Entries from a visual dataset
━━━━━━━━━━━━━━━━━━━━━━━━━━━━━━
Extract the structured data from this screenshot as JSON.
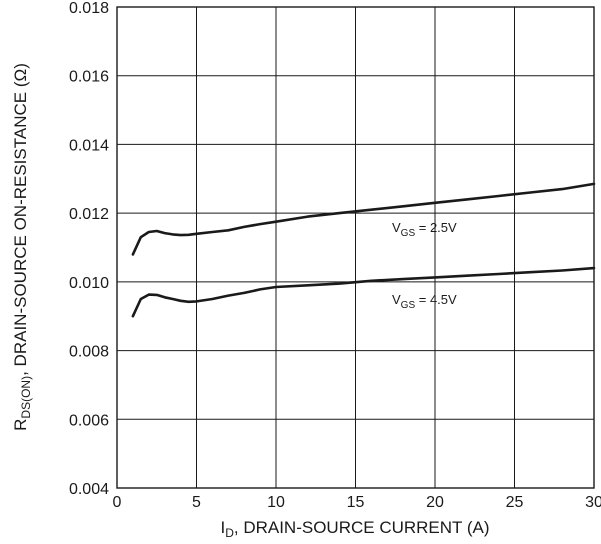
{
  "chart_data": {
    "type": "line",
    "xlabel": {
      "main": "I",
      "sub": "D",
      "rest": ", DRAIN-SOURCE CURRENT (A)"
    },
    "ylabel": {
      "main": "R",
      "sub": "DS(ON)",
      "rest": ", DRAIN-SOURCE ON-RESISTANCE (Ω)"
    },
    "xlim": [
      0,
      30
    ],
    "ylim": [
      0.004,
      0.018
    ],
    "xticks": [
      0,
      5,
      10,
      15,
      20,
      25,
      30
    ],
    "yticks": [
      "0.004",
      "0.006",
      "0.008",
      "0.010",
      "0.012",
      "0.014",
      "0.016",
      "0.018"
    ],
    "grid": true,
    "series": [
      {
        "name": "V_GS = 2.5V",
        "label": {
          "main": "V",
          "sub": "GS",
          "rest": " = 2.5V"
        },
        "x": [
          1.0,
          1.5,
          2.0,
          2.5,
          3.0,
          3.5,
          4.0,
          4.5,
          5.0,
          6.0,
          7.0,
          8.0,
          9.0,
          10.0,
          12.0,
          14.0,
          16.0,
          18.0,
          20.0,
          22.0,
          24.0,
          26.0,
          28.0,
          30.0
        ],
        "y": [
          0.0108,
          0.0113,
          0.01145,
          0.01148,
          0.01142,
          0.01138,
          0.01136,
          0.01137,
          0.0114,
          0.01145,
          0.0115,
          0.0116,
          0.01168,
          0.01175,
          0.0119,
          0.012,
          0.0121,
          0.0122,
          0.0123,
          0.0124,
          0.0125,
          0.0126,
          0.0127,
          0.01285
        ]
      },
      {
        "name": "V_GS = 4.5V",
        "label": {
          "main": "V",
          "sub": "GS",
          "rest": " = 4.5V"
        },
        "x": [
          1.0,
          1.5,
          2.0,
          2.5,
          3.0,
          3.5,
          4.0,
          4.5,
          5.0,
          6.0,
          7.0,
          8.0,
          9.0,
          10.0,
          12.0,
          14.0,
          16.0,
          18.0,
          20.0,
          22.0,
          24.0,
          26.0,
          28.0,
          30.0
        ],
        "y": [
          0.009,
          0.0095,
          0.00963,
          0.00962,
          0.00955,
          0.0095,
          0.00945,
          0.00942,
          0.00943,
          0.0095,
          0.0096,
          0.00968,
          0.00978,
          0.00985,
          0.0099,
          0.00995,
          0.01003,
          0.01008,
          0.01013,
          0.01018,
          0.01023,
          0.01028,
          0.01033,
          0.0104
        ]
      }
    ]
  }
}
━━━━━━━━━━━━━━━━━━━━━━━━━━━━━━
### [EXERCISE AIM]
Print the complete listing exactly, apart from any pictures.

### [RESPONSE TO THE TASK]
Extract the structured data from this screenshot as JSON.
{
  "chart_data": {
    "type": "line",
    "xlabel": {
      "main": "I",
      "sub": "D",
      "rest": ", DRAIN-SOURCE CURRENT (A)"
    },
    "ylabel": {
      "main": "R",
      "sub": "DS(ON)",
      "rest": ", DRAIN-SOURCE ON-RESISTANCE (Ω)"
    },
    "xlim": [
      0,
      30
    ],
    "ylim": [
      0.004,
      0.018
    ],
    "xticks": [
      0,
      5,
      10,
      15,
      20,
      25,
      30
    ],
    "yticks": [
      "0.004",
      "0.006",
      "0.008",
      "0.010",
      "0.012",
      "0.014",
      "0.016",
      "0.018"
    ],
    "grid": true,
    "series": [
      {
        "name": "V_GS = 2.5V",
        "label": {
          "main": "V",
          "sub": "GS",
          "rest": " = 2.5V"
        },
        "x": [
          1.0,
          1.5,
          2.0,
          2.5,
          3.0,
          3.5,
          4.0,
          4.5,
          5.0,
          6.0,
          7.0,
          8.0,
          9.0,
          10.0,
          12.0,
          14.0,
          16.0,
          18.0,
          20.0,
          22.0,
          24.0,
          26.0,
          28.0,
          30.0
        ],
        "y": [
          0.0108,
          0.0113,
          0.01145,
          0.01148,
          0.01142,
          0.01138,
          0.01136,
          0.01137,
          0.0114,
          0.01145,
          0.0115,
          0.0116,
          0.01168,
          0.01175,
          0.0119,
          0.012,
          0.0121,
          0.0122,
          0.0123,
          0.0124,
          0.0125,
          0.0126,
          0.0127,
          0.01285
        ]
      },
      {
        "name": "V_GS = 4.5V",
        "label": {
          "main": "V",
          "sub": "GS",
          "rest": " = 4.5V"
        },
        "x": [
          1.0,
          1.5,
          2.0,
          2.5,
          3.0,
          3.5,
          4.0,
          4.5,
          5.0,
          6.0,
          7.0,
          8.0,
          9.0,
          10.0,
          12.0,
          14.0,
          16.0,
          18.0,
          20.0,
          22.0,
          24.0,
          26.0,
          28.0,
          30.0
        ],
        "y": [
          0.009,
          0.0095,
          0.00963,
          0.00962,
          0.00955,
          0.0095,
          0.00945,
          0.00942,
          0.00943,
          0.0095,
          0.0096,
          0.00968,
          0.00978,
          0.00985,
          0.0099,
          0.00995,
          0.01003,
          0.01008,
          0.01013,
          0.01018,
          0.01023,
          0.01028,
          0.01033,
          0.0104
        ]
      }
    ]
  }
}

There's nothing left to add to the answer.